[start LISTING]

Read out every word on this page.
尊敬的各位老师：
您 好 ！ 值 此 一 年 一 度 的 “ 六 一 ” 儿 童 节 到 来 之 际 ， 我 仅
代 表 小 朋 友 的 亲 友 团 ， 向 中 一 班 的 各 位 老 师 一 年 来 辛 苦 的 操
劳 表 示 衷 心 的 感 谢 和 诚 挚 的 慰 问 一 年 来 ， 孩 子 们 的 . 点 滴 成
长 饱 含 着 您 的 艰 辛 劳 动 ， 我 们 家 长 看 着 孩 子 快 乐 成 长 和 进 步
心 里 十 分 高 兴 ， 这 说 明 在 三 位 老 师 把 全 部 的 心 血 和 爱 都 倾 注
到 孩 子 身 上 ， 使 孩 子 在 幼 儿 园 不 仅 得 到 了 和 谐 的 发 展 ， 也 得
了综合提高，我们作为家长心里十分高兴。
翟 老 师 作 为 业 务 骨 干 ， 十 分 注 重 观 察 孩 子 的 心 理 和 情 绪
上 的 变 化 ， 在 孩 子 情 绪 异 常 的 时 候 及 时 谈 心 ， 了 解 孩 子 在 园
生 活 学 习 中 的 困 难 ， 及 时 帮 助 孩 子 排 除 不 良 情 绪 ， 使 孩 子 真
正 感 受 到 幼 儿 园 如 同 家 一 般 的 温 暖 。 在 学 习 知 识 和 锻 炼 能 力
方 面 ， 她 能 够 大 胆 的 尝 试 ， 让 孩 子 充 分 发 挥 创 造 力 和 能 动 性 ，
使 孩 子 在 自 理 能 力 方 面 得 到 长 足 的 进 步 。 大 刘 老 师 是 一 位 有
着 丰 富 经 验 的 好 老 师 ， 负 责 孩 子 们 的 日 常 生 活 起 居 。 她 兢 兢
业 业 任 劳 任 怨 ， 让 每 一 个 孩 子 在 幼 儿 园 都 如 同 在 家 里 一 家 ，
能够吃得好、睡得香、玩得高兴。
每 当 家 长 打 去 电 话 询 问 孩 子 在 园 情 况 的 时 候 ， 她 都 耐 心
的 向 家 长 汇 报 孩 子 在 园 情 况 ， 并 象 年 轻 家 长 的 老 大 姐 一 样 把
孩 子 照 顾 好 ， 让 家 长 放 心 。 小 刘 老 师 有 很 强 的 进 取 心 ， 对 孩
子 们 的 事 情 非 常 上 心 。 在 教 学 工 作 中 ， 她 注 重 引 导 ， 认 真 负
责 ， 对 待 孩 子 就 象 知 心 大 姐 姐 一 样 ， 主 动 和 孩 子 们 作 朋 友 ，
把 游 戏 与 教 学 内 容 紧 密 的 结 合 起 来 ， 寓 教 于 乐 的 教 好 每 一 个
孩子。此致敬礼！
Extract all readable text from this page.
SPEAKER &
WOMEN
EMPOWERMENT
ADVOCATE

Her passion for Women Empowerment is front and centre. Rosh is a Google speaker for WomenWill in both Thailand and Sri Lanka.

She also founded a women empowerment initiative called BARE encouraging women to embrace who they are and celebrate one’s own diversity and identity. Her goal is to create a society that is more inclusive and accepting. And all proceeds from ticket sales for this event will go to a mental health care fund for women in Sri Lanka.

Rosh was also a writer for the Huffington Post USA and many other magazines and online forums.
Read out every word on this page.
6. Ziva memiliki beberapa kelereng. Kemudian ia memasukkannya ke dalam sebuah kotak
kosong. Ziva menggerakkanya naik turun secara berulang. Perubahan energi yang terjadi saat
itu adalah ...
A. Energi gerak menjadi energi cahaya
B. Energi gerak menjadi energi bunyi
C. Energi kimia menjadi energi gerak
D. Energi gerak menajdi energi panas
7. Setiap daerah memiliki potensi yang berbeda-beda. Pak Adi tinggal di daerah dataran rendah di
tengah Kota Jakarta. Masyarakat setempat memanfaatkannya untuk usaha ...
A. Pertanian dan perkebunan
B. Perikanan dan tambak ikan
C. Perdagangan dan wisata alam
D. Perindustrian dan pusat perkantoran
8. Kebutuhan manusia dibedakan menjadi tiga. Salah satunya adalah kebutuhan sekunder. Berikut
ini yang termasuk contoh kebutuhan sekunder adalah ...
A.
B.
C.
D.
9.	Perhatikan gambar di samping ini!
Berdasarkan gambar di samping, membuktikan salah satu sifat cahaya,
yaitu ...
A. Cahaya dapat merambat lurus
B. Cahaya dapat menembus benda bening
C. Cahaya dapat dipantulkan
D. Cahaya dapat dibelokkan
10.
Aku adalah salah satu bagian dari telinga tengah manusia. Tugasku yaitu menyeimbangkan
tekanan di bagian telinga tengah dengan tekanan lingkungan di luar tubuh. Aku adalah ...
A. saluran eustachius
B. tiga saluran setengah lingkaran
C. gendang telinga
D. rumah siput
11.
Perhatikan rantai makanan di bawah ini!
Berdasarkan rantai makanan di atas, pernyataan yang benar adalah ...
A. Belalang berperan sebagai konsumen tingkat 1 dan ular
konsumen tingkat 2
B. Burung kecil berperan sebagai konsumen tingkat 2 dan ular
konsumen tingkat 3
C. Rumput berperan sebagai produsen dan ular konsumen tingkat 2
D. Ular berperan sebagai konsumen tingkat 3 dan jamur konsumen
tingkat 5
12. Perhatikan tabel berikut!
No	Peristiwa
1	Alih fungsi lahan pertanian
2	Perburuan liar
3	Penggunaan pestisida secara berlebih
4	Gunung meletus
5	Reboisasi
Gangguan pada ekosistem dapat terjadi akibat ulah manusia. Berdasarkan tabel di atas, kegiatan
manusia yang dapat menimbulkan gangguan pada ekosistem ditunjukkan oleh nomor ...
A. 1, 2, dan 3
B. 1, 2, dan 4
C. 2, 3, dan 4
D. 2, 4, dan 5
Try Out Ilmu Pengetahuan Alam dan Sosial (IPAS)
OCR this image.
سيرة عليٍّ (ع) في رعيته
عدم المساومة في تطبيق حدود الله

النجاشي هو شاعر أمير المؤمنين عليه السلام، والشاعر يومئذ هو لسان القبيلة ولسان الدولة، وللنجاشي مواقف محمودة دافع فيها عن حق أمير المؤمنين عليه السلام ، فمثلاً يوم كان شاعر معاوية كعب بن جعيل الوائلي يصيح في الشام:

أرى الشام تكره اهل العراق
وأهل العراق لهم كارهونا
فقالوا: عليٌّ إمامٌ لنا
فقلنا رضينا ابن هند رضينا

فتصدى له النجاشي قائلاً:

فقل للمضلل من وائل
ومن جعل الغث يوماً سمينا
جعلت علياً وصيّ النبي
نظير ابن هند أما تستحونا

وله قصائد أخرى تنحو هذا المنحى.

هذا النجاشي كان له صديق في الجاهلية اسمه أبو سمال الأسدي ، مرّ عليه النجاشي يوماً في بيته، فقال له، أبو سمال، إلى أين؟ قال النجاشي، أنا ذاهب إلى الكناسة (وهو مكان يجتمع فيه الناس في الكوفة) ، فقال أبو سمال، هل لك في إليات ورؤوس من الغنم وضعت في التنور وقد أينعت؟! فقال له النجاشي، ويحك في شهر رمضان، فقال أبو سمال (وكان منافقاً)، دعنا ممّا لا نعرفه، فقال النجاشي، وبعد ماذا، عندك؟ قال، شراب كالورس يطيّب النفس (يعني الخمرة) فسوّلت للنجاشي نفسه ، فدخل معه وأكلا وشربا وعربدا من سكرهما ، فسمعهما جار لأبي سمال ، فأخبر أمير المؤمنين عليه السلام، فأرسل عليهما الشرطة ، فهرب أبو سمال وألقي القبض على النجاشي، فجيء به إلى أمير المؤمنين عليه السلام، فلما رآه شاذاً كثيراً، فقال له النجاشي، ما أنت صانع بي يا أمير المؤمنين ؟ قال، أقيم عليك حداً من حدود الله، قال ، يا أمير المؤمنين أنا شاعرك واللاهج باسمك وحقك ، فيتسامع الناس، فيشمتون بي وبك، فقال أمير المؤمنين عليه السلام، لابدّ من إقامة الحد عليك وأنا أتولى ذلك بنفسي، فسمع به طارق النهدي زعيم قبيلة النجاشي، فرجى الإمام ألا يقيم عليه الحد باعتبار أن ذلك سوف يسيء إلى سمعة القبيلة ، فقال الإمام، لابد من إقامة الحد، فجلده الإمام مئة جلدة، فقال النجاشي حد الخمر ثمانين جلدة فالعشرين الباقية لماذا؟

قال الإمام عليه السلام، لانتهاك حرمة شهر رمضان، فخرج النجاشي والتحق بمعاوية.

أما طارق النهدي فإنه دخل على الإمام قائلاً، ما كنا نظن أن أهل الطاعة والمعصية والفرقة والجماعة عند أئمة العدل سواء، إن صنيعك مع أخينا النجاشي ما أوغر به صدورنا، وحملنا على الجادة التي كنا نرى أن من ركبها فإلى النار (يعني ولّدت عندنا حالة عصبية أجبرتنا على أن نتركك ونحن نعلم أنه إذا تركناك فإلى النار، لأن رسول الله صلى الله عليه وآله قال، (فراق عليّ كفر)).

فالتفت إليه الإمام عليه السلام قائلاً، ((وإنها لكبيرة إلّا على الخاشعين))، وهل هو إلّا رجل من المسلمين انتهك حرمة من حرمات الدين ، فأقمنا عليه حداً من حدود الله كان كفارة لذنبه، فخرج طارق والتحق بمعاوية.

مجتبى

[end LISTING]

__EXERCISE PROMPT__. Scan the material above. Copy each line where "makanan" occurs.

__ANSWER TO THIS EXERCISE__.
Perhatikan rantai makanan di bawah ini!
Berdasarkan rantai makanan di atas, pernyataan yang benar adalah ...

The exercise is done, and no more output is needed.